> KUMPULAN DATA
----------------

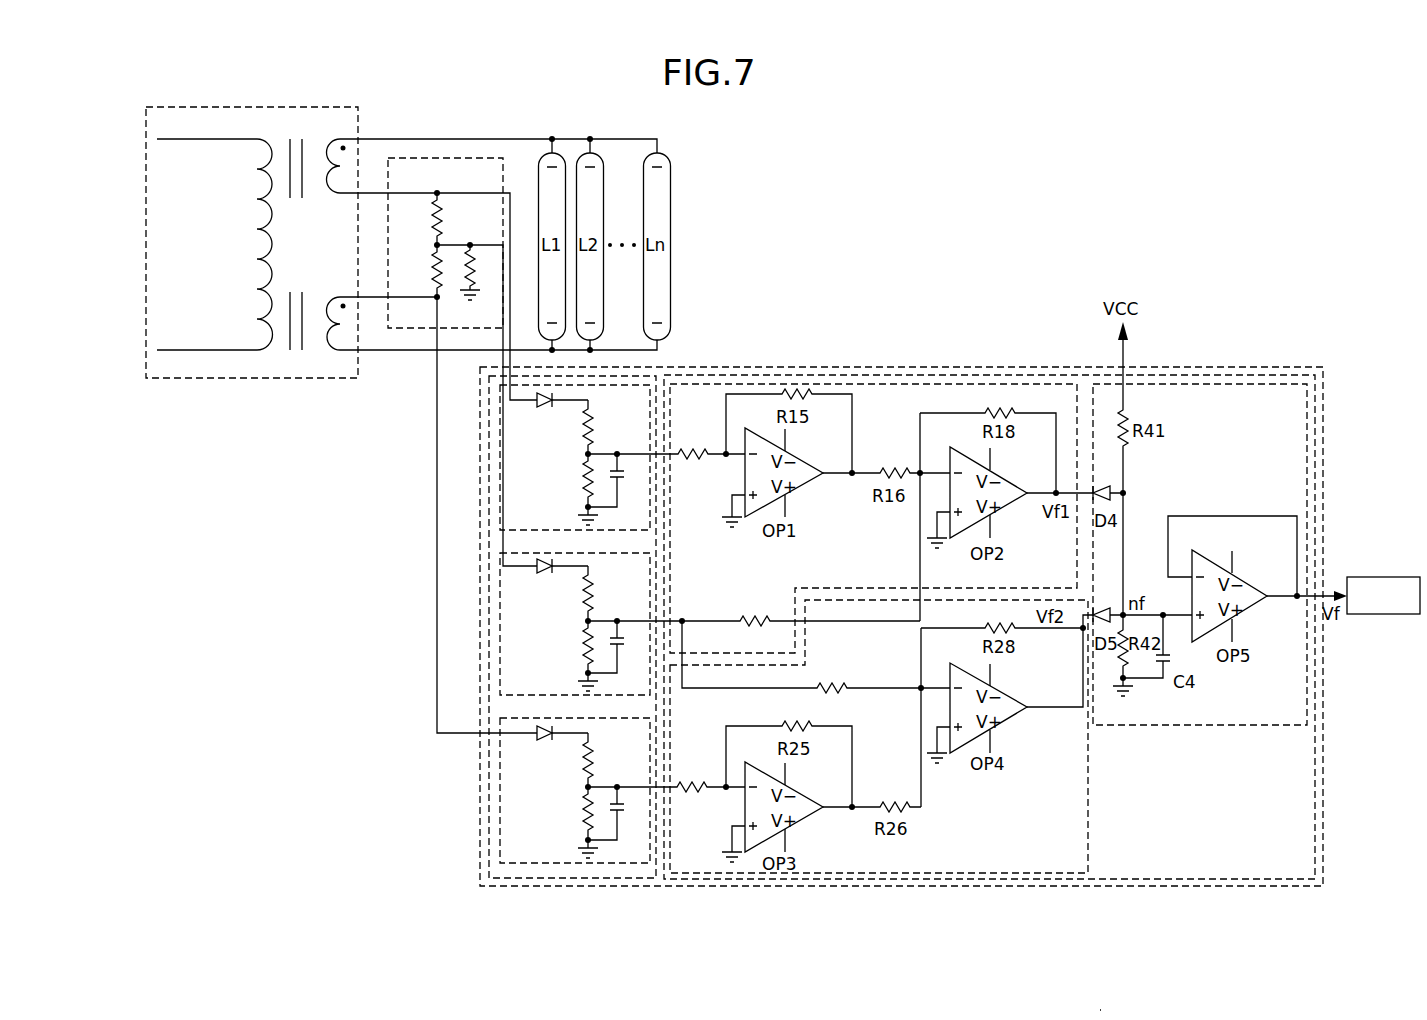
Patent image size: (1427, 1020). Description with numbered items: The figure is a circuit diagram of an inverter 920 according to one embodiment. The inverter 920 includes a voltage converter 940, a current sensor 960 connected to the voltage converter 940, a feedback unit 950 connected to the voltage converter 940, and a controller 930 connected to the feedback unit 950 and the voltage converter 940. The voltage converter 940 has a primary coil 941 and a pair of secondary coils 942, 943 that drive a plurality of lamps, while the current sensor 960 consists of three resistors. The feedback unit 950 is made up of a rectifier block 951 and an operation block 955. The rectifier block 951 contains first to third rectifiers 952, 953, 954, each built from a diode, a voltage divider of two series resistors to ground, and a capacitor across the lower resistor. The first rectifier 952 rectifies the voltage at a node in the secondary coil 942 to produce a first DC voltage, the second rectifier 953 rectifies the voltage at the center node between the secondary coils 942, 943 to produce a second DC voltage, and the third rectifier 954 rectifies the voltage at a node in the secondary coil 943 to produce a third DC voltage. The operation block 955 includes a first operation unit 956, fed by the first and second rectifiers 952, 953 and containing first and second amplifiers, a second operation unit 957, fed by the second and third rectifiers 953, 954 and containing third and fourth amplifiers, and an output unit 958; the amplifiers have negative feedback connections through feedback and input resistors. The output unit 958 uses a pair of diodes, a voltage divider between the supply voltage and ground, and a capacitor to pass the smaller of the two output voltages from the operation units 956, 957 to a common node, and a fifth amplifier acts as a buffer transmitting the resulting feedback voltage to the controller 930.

The inverter 920 is at (884, 126).
The controller 930 is at (1390, 606).
The voltage converter 940 is at (207, 107).
The primary coil 941 is at (257, 139).
The secondary coil 942 is at (340, 139).
The secondary coil 943 is at (340, 350).
The feedback unit 950 is at (967, 367).
The rectifier block 951 is at (489, 856).
The first rectifier 952 is at (489, 457).
The second rectifier 953 is at (500, 622).
The third rectifier 954 is at (500, 800).
The operation block 955 is at (867, 375).
The first operation unit 956 is at (771, 384).
The second operation unit 957 is at (1088, 830).
The output unit 958 is at (1247, 384).
The current sensor 960 is at (445, 158).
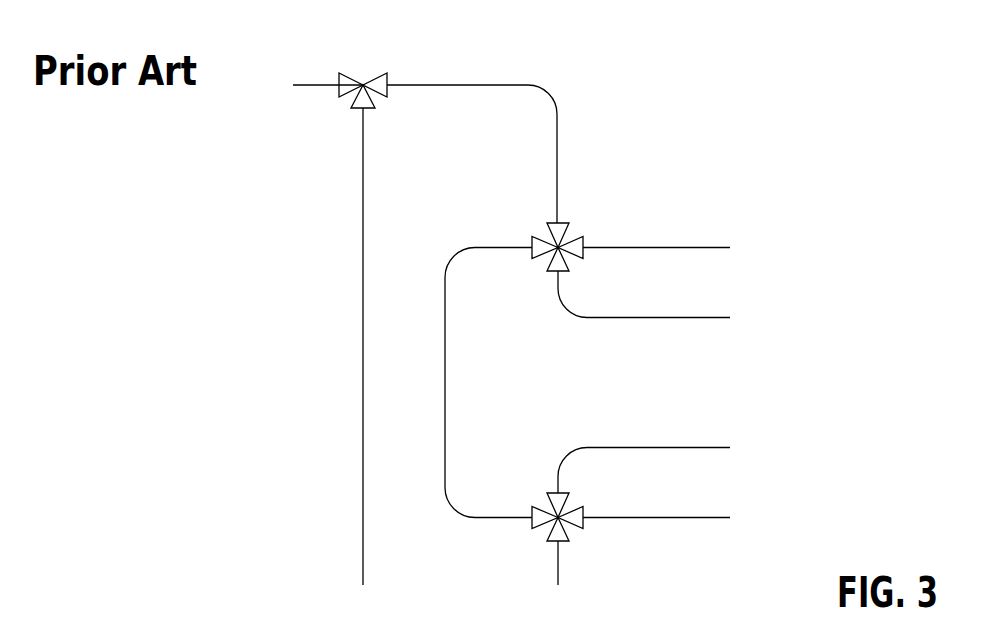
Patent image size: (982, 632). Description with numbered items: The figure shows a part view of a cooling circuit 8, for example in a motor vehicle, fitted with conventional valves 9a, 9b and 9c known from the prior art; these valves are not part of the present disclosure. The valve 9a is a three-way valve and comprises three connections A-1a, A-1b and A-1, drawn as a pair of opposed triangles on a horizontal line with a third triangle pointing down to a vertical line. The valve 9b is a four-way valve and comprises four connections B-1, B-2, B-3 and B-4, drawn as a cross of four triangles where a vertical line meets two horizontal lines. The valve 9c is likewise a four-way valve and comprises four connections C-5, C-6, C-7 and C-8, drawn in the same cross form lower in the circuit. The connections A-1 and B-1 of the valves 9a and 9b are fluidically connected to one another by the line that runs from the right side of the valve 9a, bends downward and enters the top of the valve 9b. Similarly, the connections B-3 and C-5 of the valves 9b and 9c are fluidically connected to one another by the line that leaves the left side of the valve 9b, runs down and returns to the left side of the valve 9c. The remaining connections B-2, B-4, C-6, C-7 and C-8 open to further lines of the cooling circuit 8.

----------------

> TUJUAN
Tulis ulang semua catatan di atas menjadi daftar bernomor tanpa baris kosong. Gambarnya tidak usah dimasukkan ke jawaban.

> JAWABAN LATIHAN
1. Patent image size: (1427, 1020). Description with numbered items: The figure is a circuit diagram of an inverter 920 according to one embodiment. The inverter 920 includes a voltage converter 940, a current sensor 960 connected to the voltage converter 940, a feedback unit 950 connected to the voltage converter 940, and a controller 930 connected to the feedback unit 950 and the voltage converter 940. The voltage converter 940 has a primary coil 941 and a pair of secondary coils 942, 943 that drive a plurality of lamps, while the current sensor 960 consists of three resistors. The feedback unit 950 is made up of a rectifier block 951 and an operation block 955. The rectifier block 951 contains first to third rectifiers 952, 953, 954, each built from a diode, a voltage divider of two series resistors to ground, and a capacitor across the lower resistor. The first rectifier 952 rectifies the voltage at a node in the secondary coil 942 to produce a first DC voltage, the second rectifier 953 rectifies the voltage at the center node between the secondary coils 942, 943 to produce a second DC voltage, and the third rectifier 954 rectifies the voltage at a node in the secondary coil 943 to produce a third DC voltage. The operation block 955 includes a first operation unit 956, fed by the first and second rectifiers 952, 953 and containing first and second amplifiers, a second operation unit 957, fed by the second and third rectifiers 953, 954 and containing third and fourth amplifiers, and an output unit 958; the amplifiers have negative feedback connections through feedback and input resistors. The output unit 958 uses a pair of diodes, a voltage divider between the supply voltage and ground, and a capacitor to pass the smaller of the two output voltages from the operation units 956, 957 to a common node, and a fifth amplifier acts as a buffer transmitting the resulting feedback voltage to the controller 930.
2. The inverter 920 is at (884, 126).
3. The controller 930 is at (1390, 606).
4. The voltage converter 940 is at (207, 107).
5. The primary coil 941 is at (257, 139).
6. The secondary coil 942 is at (340, 139).
7. The secondary coil 943 is at (340, 350).
8. The feedback unit 950 is at (967, 367).
9. The rectifier block 951 is at (489, 856).
10. The first rectifier 952 is at (489, 457).
11. The second rectifier 953 is at (500, 622).
12. The third rectifier 954 is at (500, 800).
13. The operation block 955 is at (867, 375).
14. The first operation unit 956 is at (771, 384).
15. The second operation unit 957 is at (1088, 830).
16. The output unit 958 is at (1247, 384).
17. The current sensor 960 is at (445, 158).
18. Patent image size: (982, 632). Description with numbered items: The figure shows a part view of a cooling circuit 8, for example in a motor vehicle, fitted with conventional valves 9a, 9b and 9c known from the prior art; these valves are not part of the present disclosure. The valve 9a is a three-way valve and comprises three connections A-1a, A-1b and A-1, drawn as a pair of opposed triangles on a horizontal line with a third triangle pointing down to a vertical line. The valve 9b is a four-way valve and comprises four connections B-1, B-2, B-3 and B-4, drawn as a cross of four triangles where a vertical line meets two horizontal lines. The valve 9c is likewise a four-way valve and comprises four connections C-5, C-6, C-7 and C-8, drawn in the same cross form lower in the circuit. The connections A-1 and B-1 of the valves 9a and 9b are fluidically connected to one another by the line that runs from the right side of the valve 9a, bends downward and enters the top of the valve 9b. Similarly, the connections B-3 and C-5 of the valves 9b and 9c are fluidically connected to one another by the line that leaves the left side of the valve 9b, runs down and returns to the left side of the valve 9c. The remaining connections B-2, B-4, C-6, C-7 and C-8 open to further lines of the cooling circuit 8.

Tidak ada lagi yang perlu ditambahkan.